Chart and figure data
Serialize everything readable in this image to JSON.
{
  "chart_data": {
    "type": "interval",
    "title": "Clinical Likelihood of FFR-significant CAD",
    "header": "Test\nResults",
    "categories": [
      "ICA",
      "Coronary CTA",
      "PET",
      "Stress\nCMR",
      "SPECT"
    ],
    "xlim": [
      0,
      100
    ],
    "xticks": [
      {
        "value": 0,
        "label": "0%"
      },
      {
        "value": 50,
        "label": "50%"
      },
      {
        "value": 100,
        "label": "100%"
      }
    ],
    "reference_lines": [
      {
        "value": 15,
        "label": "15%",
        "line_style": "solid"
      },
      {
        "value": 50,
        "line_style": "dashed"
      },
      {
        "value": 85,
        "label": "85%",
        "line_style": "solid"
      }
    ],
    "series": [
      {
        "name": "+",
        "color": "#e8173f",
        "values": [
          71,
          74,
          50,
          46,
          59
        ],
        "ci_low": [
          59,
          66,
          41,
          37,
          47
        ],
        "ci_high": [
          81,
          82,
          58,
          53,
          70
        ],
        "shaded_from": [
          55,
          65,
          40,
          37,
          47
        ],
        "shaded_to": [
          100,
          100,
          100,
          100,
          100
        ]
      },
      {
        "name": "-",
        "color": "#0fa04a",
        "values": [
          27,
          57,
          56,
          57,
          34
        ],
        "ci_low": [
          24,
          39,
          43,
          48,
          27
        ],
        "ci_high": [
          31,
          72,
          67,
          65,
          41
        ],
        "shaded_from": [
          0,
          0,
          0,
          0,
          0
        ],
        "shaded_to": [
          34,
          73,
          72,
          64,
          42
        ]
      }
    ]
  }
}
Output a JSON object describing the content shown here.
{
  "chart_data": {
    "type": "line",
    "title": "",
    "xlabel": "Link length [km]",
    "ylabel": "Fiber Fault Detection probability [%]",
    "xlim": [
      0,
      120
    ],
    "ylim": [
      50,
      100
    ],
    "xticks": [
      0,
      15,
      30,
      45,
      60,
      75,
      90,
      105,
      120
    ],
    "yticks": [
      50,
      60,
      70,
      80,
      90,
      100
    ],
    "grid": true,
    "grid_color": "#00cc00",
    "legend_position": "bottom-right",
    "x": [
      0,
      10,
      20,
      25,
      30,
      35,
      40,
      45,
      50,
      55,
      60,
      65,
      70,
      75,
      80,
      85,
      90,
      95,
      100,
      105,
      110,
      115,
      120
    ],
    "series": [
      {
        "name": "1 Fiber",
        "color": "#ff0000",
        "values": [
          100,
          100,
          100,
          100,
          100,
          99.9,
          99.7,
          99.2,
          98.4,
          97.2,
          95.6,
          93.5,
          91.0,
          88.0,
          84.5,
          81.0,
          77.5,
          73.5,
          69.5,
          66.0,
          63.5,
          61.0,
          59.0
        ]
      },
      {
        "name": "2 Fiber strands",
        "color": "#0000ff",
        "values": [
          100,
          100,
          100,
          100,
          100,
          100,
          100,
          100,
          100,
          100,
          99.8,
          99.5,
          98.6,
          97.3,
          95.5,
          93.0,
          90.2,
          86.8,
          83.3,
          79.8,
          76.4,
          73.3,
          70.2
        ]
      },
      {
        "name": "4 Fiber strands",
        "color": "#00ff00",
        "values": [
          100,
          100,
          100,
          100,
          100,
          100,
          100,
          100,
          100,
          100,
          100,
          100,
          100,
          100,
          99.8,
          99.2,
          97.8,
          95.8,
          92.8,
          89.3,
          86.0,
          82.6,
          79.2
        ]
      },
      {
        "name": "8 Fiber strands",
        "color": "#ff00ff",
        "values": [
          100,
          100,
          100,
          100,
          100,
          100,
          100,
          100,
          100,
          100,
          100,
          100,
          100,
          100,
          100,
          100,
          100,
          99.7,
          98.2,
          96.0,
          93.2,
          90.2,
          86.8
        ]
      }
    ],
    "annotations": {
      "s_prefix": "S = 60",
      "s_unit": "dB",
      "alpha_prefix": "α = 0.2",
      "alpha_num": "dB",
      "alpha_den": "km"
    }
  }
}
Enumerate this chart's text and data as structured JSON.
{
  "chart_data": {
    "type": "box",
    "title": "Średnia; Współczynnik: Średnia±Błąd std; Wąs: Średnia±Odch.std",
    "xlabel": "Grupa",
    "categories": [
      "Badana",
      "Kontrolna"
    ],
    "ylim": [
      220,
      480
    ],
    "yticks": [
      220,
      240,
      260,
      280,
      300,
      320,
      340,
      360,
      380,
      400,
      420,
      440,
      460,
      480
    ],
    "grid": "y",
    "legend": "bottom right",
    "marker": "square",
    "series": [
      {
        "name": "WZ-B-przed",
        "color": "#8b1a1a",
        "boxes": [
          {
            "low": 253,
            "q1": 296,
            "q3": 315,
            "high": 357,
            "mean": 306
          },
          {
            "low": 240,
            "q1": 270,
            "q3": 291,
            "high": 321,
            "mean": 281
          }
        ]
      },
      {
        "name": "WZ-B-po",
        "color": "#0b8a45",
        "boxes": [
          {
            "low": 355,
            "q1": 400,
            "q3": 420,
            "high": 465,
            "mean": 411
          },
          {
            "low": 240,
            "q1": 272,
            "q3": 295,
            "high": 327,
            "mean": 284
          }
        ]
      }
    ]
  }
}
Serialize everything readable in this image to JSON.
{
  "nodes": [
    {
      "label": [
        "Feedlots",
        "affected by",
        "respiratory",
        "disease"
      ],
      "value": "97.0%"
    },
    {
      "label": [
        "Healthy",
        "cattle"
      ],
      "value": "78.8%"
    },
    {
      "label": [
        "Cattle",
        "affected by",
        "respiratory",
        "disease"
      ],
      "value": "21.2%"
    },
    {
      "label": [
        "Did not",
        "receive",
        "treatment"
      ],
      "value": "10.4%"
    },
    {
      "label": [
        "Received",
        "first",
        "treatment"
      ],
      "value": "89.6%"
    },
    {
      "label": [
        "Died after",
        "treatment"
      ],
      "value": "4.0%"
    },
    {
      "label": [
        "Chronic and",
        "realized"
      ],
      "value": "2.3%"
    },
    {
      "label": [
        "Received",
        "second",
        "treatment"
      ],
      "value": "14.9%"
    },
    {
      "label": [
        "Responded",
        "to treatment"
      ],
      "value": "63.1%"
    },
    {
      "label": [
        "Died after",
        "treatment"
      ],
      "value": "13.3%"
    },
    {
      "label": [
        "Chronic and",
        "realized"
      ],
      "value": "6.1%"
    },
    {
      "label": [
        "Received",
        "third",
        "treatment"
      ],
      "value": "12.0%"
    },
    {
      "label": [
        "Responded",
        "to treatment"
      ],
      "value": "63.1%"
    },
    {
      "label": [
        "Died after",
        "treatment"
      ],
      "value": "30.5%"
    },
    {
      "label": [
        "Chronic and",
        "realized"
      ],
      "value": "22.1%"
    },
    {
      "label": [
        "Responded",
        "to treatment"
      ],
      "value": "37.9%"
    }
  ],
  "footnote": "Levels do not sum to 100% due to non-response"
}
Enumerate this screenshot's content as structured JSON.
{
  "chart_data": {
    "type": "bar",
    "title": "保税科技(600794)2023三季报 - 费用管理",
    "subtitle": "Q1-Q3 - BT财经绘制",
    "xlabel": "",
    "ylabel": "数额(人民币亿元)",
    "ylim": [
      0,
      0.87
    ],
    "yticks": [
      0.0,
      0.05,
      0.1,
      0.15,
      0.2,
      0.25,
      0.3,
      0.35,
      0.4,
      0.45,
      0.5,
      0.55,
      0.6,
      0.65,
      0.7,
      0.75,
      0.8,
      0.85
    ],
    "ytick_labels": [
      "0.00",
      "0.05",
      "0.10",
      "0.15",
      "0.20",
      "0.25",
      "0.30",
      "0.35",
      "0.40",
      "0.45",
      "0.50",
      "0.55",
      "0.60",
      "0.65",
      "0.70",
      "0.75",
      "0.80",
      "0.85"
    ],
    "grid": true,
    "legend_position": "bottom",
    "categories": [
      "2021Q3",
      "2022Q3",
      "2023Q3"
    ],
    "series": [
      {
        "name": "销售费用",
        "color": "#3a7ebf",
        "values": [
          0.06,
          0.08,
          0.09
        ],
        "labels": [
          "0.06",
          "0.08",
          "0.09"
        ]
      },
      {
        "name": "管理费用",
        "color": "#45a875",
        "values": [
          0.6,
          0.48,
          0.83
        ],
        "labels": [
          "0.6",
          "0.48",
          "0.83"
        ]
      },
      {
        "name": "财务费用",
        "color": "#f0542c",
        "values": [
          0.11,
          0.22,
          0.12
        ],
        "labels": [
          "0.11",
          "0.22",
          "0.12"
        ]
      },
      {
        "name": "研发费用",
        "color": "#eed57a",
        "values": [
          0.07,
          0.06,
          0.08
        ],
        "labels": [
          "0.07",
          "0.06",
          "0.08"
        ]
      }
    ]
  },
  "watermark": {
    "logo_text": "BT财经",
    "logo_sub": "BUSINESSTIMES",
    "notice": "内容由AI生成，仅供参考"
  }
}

- Task to carry out
Reproduce each line of the material containing the word "right".

- Solution to the exercise
    "legend_position": "bottom-right",
    "legend": "bottom right",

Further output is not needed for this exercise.